From the listing below, pull out every line where the string "sistema" appears.
++++ THE RECORDS ++++
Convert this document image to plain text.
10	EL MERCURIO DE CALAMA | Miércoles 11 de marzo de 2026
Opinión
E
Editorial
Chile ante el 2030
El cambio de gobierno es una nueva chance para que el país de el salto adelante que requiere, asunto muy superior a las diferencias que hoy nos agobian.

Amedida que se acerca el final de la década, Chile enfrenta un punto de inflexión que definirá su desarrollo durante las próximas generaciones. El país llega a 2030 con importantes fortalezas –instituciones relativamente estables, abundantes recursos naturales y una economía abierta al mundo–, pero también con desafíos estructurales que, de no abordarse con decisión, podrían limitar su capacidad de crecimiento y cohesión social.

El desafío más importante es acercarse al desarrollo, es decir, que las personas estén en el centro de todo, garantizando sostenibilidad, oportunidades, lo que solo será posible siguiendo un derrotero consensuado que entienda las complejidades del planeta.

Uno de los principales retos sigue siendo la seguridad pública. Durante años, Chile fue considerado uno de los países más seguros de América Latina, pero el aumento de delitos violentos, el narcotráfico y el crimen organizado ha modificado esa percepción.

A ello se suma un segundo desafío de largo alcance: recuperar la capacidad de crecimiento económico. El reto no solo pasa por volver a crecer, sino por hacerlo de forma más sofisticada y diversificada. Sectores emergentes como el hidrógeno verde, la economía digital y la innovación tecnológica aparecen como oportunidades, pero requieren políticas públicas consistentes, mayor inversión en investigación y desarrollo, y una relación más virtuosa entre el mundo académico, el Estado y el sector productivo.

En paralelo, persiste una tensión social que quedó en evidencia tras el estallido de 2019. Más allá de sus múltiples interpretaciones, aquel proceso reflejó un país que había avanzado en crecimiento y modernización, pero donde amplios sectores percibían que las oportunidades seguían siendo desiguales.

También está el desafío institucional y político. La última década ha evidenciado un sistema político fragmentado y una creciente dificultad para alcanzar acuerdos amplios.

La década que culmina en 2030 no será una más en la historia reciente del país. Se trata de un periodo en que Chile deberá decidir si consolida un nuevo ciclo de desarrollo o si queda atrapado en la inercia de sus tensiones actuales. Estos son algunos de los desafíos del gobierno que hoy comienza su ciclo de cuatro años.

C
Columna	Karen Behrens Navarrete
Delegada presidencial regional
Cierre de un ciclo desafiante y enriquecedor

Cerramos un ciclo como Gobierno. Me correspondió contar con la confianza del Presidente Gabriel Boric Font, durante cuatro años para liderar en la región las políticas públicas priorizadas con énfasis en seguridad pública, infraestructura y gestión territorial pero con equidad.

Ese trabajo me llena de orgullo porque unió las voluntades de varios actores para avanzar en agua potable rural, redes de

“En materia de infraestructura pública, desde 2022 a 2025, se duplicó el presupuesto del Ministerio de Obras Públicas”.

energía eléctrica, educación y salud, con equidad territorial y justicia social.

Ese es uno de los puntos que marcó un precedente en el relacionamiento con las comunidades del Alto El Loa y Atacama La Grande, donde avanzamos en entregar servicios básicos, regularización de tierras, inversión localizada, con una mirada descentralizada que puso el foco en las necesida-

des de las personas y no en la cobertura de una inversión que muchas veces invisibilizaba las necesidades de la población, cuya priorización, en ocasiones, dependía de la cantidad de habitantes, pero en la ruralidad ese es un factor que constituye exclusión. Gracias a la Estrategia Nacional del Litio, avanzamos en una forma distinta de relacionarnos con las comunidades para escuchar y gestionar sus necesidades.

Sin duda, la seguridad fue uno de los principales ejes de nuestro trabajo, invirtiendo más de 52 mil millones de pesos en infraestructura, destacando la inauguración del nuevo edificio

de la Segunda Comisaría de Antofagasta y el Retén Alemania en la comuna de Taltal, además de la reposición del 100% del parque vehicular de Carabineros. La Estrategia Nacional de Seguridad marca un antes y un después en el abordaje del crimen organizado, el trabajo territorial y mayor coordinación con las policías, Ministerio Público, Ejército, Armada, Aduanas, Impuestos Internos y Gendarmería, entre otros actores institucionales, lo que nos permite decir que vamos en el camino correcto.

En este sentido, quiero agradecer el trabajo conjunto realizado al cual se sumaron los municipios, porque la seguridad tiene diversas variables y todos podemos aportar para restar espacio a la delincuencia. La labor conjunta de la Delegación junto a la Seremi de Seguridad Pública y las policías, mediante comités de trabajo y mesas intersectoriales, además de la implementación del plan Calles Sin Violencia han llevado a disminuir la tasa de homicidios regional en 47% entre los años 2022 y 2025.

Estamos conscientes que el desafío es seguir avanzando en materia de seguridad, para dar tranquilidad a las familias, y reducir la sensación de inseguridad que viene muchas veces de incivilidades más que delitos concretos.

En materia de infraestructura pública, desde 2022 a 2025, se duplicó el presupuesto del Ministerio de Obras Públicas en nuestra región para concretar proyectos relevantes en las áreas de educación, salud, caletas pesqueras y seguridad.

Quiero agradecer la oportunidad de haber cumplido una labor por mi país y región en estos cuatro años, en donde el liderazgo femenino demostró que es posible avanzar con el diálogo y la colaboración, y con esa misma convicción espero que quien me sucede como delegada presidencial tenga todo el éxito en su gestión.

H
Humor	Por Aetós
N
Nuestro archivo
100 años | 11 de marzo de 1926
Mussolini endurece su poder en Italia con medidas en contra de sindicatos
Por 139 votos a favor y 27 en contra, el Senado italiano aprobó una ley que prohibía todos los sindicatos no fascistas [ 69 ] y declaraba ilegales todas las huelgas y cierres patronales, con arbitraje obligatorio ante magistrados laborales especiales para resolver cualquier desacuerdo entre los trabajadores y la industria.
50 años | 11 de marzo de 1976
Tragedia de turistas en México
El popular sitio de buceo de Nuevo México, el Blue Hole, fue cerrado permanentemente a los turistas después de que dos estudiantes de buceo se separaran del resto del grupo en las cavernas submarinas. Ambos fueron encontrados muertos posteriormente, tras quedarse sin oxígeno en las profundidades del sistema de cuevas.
++++
== OUTPUT OF THE TASK ==
También está el desafío institucional y político. La última década ha evidenciado un sistema político fragmentado y una creciente dificultad para alcanzar acuerdos amplios.
El popular sitio de buceo de Nuevo México, el Blue Hole, fue cerrado permanentemente a los turistas después de que dos estudiantes de buceo se separaran del resto del grupo en las cavernas submarinas. Ambos fueron encontrados muertos posteriormente, tras quedarse sin oxígeno en las profundidades del sistema de cuevas.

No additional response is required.